● **Written exercise**: Keep only the lines where "label" appears.

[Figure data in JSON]
--------

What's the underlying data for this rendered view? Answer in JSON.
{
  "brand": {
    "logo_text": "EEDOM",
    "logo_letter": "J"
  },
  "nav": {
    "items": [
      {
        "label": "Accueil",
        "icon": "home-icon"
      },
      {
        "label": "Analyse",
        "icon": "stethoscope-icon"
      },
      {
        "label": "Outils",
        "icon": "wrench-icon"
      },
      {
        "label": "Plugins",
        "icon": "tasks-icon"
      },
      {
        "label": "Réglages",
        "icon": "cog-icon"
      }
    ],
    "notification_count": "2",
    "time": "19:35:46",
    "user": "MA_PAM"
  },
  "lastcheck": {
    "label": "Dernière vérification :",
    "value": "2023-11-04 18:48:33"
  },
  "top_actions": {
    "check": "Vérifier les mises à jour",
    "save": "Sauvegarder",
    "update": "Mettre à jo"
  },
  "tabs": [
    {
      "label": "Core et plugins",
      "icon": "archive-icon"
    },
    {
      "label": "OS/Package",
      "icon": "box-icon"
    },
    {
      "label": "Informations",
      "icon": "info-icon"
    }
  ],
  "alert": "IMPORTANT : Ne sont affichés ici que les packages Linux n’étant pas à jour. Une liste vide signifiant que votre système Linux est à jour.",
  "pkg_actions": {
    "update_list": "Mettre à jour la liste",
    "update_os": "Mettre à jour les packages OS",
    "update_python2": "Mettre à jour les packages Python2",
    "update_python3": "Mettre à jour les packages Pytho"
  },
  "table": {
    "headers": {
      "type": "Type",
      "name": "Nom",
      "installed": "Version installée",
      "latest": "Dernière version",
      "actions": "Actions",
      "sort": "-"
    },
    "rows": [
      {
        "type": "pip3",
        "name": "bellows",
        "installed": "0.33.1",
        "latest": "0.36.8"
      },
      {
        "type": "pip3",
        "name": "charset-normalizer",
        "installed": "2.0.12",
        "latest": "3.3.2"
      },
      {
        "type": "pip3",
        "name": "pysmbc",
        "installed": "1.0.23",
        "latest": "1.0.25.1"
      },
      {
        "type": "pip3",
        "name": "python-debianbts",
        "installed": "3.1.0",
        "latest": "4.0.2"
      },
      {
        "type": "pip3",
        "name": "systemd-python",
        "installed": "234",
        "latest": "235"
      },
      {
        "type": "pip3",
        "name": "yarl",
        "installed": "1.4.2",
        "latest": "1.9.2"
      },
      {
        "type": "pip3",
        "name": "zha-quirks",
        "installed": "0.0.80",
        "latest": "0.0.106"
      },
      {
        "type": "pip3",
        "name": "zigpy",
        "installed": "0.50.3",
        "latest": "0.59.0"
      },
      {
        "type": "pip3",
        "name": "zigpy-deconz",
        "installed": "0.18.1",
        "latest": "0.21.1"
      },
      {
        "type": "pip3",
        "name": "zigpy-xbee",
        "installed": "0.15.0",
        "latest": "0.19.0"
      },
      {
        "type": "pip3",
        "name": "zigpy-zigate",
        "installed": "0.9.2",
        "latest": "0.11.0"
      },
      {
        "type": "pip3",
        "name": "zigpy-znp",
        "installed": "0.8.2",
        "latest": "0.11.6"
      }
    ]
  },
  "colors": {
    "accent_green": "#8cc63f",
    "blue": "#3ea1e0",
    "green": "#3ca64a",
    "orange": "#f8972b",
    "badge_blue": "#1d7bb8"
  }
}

--------

● **Response to the exercise**:
        "label": "Accueil",
        "label": "Analyse",
        "label": "Outils",
        "label": "Plugins",
        "label": "Réglages",
    "label": "Dernière vérification :",
      "label": "Core et plugins",
      "label": "OS/Package",
      "label": "Informations",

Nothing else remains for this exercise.